Stored data entries
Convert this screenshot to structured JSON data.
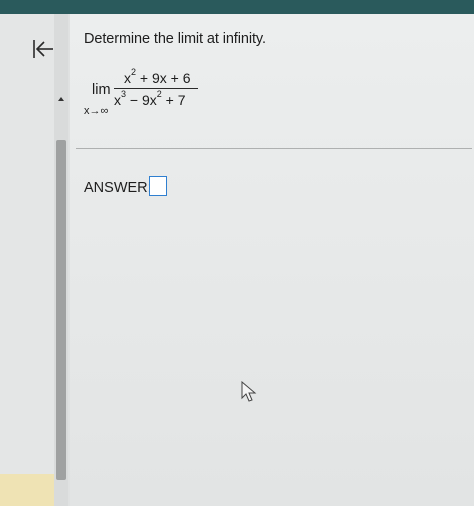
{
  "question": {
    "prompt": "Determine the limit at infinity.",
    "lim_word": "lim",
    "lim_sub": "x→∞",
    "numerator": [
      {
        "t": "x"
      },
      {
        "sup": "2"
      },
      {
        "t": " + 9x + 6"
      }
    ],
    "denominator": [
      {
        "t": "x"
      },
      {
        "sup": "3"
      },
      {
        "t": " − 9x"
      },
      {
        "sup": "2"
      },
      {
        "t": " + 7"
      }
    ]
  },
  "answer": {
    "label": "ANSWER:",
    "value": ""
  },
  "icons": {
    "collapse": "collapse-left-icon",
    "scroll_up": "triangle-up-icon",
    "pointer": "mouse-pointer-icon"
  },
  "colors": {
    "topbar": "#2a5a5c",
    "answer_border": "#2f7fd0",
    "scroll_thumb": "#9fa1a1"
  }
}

* * *

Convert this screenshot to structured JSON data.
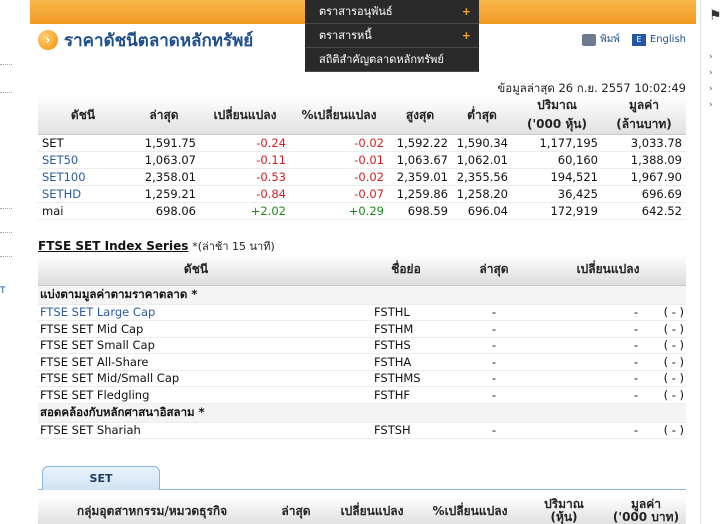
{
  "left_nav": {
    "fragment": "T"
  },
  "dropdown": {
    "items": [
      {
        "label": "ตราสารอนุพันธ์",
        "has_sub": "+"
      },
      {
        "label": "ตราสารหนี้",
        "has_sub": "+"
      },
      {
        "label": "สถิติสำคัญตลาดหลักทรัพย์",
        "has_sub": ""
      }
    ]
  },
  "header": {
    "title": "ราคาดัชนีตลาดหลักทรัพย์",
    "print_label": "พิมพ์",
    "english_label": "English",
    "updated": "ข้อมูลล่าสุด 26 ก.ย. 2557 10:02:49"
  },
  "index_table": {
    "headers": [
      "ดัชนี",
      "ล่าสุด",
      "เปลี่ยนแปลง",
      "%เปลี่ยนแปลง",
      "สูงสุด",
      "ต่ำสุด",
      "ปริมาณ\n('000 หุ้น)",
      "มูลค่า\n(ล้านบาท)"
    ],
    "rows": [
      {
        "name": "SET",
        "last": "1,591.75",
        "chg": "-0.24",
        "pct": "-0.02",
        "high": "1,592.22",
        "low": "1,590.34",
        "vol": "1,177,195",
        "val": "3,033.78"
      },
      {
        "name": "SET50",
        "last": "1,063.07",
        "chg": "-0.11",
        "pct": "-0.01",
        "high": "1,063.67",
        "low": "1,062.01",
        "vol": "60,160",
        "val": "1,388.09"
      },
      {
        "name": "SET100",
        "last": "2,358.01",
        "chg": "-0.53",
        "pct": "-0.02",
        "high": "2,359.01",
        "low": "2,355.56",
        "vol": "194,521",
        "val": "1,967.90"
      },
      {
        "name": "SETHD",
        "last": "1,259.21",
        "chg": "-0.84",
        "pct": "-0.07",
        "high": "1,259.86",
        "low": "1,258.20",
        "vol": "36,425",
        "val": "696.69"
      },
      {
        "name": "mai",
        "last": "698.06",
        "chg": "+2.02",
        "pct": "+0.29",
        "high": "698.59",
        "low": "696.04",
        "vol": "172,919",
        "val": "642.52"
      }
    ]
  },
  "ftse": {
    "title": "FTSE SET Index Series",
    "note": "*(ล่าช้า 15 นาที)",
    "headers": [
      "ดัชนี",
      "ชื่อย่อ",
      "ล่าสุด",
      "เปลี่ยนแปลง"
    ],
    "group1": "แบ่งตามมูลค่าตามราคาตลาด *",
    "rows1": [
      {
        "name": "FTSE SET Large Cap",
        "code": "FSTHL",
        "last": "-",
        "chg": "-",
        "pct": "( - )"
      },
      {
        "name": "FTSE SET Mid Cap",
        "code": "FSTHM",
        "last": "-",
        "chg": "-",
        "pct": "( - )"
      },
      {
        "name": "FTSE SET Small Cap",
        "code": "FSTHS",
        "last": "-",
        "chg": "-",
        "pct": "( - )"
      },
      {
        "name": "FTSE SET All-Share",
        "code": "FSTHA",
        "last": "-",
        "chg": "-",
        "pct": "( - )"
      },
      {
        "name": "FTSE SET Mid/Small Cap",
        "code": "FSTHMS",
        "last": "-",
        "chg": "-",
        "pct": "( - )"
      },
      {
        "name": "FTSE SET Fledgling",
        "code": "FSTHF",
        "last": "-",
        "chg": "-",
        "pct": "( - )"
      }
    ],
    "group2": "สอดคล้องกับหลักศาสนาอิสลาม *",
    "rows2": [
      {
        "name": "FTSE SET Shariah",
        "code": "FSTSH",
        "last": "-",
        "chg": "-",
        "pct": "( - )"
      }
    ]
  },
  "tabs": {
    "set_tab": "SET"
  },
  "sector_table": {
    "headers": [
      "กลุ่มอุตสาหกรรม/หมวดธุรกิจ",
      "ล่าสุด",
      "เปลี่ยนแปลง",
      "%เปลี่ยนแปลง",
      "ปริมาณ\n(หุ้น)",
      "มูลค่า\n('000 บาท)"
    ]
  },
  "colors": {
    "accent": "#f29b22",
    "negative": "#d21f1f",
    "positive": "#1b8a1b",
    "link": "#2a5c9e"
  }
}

▶ [REQUEST]
Find every line in the records above that holds the word "name", and copy each one.

▶ [SOLUTION FOR THIS TASK]
        "name": "SET",
        "name": "SET50",
        "name": "SET100",
        "name": "SETHD",
        "name": "mai",
        "name": "FTSE SET Large Cap",
        "name": "FTSE SET Mid Cap",
        "name": "FTSE SET Small Cap",
        "name": "FTSE SET All-Share",
        "name": "FTSE SET Mid/Small Cap",
        "name": "FTSE SET Fledgling",
        "name": "FTSE SET Shariah",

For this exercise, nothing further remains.